**Listing**
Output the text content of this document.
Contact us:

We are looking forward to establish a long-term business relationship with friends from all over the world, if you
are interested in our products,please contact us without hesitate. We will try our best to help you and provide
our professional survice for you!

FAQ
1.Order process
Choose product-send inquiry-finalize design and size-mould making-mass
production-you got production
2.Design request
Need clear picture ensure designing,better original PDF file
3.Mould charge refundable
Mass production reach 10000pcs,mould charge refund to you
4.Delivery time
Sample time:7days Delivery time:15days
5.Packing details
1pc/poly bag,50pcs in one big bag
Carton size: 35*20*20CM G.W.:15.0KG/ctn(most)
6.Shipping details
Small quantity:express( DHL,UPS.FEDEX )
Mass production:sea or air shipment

**Task to complete**
Output the full listing without altering anything.

**Expected answer**
Output the text content of this document.
Contact us:

We are looking forward to establish a long-term business relationship with friends from all over the world, if you
are interested in our products,please contact us without hesitate. We will try our best to help you and provide
our professional survice for you!

FAQ
1.Order process
Choose product-send inquiry-finalize design and size-mould making-mass
production-you got production
2.Design request
Need clear picture ensure designing,better original PDF file
3.Mould charge refundable
Mass production reach 10000pcs,mould charge refund to you
4.Delivery time
Sample time:7days Delivery time:15days
5.Packing details
1pc/poly bag,50pcs in one big bag
Carton size: 35*20*20CM G.W.:15.0KG/ctn(most)
6.Shipping details
Small quantity:express( DHL,UPS.FEDEX )
Mass production:sea or air shipment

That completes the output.